start Information given

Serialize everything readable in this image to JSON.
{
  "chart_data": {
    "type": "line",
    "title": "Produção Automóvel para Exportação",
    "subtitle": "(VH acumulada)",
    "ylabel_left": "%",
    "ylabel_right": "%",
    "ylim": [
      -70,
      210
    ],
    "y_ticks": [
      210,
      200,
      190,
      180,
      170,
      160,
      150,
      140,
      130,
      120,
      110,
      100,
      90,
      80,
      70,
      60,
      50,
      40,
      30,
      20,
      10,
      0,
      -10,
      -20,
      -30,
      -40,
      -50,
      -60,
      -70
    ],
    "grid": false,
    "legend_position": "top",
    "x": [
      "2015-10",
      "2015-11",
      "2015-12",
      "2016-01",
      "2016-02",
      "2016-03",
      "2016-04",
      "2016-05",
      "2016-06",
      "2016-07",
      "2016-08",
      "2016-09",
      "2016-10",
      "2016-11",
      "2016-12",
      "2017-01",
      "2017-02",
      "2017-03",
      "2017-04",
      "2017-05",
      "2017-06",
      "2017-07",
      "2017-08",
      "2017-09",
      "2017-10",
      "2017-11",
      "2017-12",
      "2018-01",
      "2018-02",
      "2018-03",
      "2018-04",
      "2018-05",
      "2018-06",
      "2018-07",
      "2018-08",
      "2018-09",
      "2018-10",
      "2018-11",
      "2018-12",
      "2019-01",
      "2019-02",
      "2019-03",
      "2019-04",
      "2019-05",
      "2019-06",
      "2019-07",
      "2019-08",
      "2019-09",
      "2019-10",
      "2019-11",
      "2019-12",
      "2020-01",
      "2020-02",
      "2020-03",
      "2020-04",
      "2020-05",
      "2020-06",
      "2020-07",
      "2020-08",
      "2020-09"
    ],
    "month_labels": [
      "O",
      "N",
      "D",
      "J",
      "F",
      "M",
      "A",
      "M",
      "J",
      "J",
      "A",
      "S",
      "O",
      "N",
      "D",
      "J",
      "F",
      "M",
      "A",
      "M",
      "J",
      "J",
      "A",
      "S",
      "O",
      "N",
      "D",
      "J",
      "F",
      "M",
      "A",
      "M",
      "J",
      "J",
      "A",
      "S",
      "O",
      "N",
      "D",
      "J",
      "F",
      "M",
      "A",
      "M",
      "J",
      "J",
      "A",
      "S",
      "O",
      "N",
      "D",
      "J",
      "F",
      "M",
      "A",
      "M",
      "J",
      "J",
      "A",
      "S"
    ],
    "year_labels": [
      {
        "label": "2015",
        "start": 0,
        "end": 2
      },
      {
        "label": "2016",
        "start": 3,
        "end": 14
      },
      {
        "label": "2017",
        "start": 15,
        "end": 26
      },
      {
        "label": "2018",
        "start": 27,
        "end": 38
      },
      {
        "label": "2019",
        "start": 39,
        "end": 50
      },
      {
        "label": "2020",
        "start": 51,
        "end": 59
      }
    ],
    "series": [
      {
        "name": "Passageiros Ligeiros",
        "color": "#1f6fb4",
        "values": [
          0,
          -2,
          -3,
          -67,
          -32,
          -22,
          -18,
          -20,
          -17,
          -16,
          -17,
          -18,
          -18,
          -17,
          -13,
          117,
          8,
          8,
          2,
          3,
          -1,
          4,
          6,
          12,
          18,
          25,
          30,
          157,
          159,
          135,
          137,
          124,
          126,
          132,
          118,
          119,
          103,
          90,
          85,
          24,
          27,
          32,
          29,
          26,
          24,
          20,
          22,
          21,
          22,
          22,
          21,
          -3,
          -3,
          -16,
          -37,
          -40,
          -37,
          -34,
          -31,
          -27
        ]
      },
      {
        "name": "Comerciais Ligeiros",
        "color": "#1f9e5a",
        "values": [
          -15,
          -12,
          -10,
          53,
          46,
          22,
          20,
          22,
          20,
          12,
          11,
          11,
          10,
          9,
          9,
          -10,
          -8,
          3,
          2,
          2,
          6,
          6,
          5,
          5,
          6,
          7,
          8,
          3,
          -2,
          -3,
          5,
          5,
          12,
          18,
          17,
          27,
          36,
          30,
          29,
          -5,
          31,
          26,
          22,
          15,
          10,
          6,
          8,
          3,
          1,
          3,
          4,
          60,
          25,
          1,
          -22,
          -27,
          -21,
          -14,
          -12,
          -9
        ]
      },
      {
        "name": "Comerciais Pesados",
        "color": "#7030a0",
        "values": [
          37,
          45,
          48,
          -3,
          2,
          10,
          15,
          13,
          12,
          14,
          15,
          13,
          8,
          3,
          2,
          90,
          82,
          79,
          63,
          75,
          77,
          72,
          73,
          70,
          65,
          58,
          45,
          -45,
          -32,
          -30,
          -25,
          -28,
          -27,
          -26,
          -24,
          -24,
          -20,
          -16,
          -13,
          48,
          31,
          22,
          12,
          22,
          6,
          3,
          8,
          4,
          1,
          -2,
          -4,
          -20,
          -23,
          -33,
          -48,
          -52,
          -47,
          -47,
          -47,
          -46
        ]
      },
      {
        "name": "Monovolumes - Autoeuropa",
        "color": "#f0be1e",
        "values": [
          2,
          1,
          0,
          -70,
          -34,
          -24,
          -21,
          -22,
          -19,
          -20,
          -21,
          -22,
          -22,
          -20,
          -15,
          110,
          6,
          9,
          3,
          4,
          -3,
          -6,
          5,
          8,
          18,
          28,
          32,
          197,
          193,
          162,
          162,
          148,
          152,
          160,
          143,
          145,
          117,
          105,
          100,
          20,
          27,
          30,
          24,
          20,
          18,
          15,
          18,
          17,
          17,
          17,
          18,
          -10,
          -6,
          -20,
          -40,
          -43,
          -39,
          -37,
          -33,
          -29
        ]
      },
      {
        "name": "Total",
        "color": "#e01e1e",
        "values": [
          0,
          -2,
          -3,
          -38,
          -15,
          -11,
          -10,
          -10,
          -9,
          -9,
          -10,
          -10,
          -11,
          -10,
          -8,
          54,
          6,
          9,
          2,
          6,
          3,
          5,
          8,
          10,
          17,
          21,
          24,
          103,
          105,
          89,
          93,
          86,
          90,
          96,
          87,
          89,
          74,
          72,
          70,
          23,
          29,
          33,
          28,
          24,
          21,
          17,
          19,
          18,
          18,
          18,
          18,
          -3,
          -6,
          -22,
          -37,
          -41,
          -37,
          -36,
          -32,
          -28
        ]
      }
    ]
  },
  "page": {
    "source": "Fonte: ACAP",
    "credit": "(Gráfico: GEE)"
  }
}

end Information given
start Information given

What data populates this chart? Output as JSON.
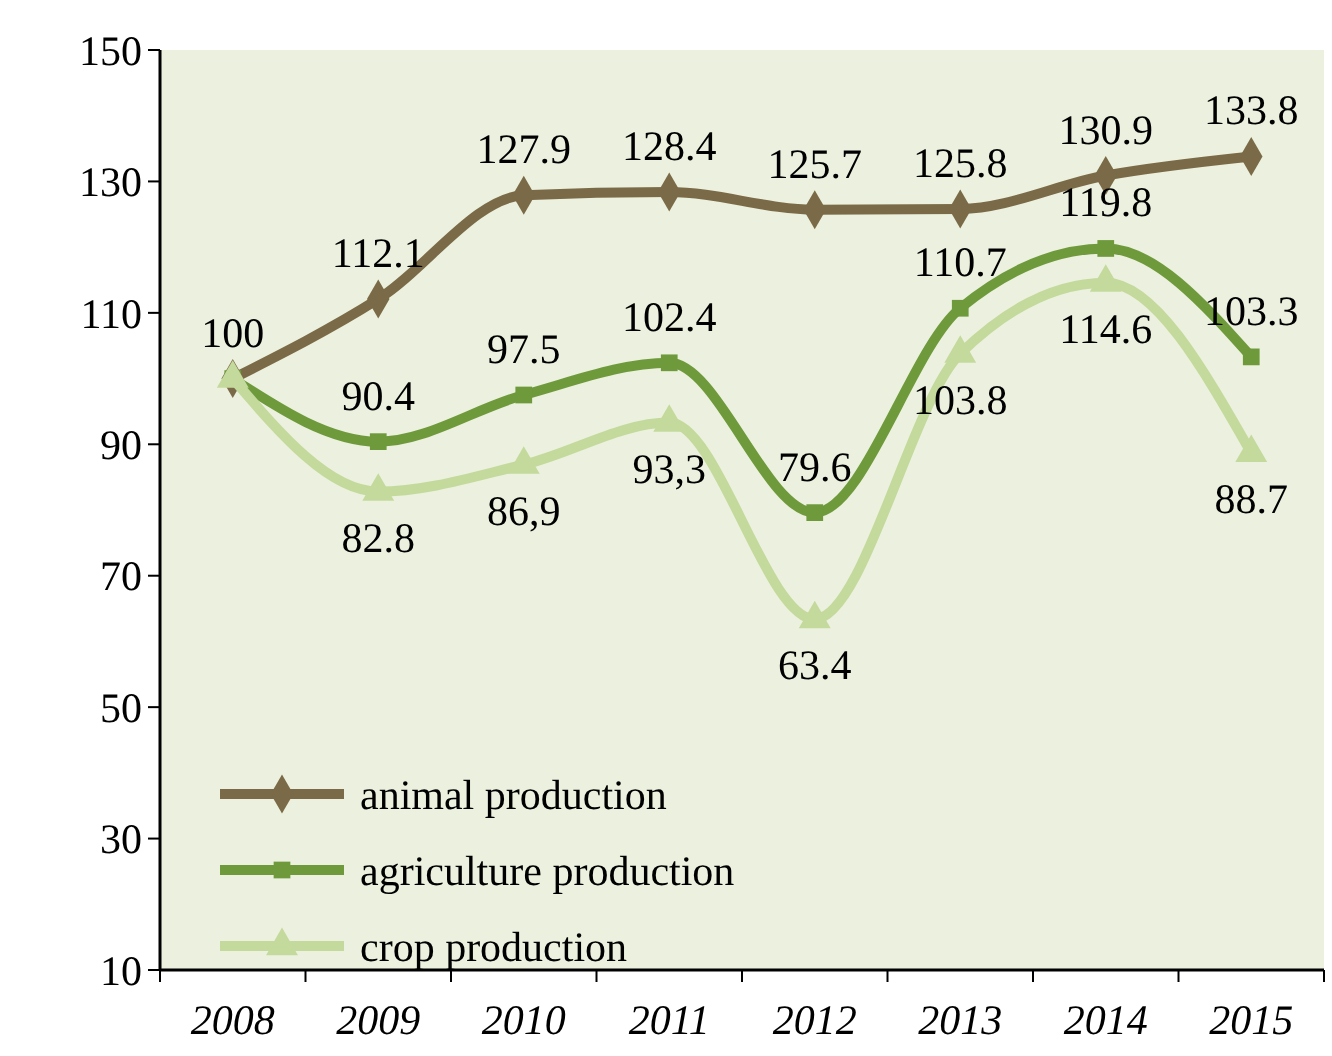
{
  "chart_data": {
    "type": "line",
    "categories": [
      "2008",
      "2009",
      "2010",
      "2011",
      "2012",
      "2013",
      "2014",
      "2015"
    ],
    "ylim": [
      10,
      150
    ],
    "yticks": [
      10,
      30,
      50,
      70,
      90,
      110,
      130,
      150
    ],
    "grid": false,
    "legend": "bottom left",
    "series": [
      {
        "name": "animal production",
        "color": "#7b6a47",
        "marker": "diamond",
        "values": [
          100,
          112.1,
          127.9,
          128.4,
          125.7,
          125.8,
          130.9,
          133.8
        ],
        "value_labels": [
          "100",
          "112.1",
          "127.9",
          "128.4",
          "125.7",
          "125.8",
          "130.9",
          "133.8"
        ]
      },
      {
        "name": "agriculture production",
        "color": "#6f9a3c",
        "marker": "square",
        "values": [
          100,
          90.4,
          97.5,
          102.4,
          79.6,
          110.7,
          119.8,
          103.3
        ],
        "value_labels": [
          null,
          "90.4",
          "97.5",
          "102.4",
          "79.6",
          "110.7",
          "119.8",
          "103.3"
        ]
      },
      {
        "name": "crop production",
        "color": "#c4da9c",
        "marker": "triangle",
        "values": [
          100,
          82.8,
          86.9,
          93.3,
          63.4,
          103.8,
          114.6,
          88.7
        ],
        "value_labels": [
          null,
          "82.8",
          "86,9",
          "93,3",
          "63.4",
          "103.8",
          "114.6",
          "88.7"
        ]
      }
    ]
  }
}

end Information given

§ **What is expected**
Show all lines from the data above in which the word "JSON" appears.

§ **Final result**
Serialize everything readable in this image to JSON.
What data populates this chart? Output as JSON.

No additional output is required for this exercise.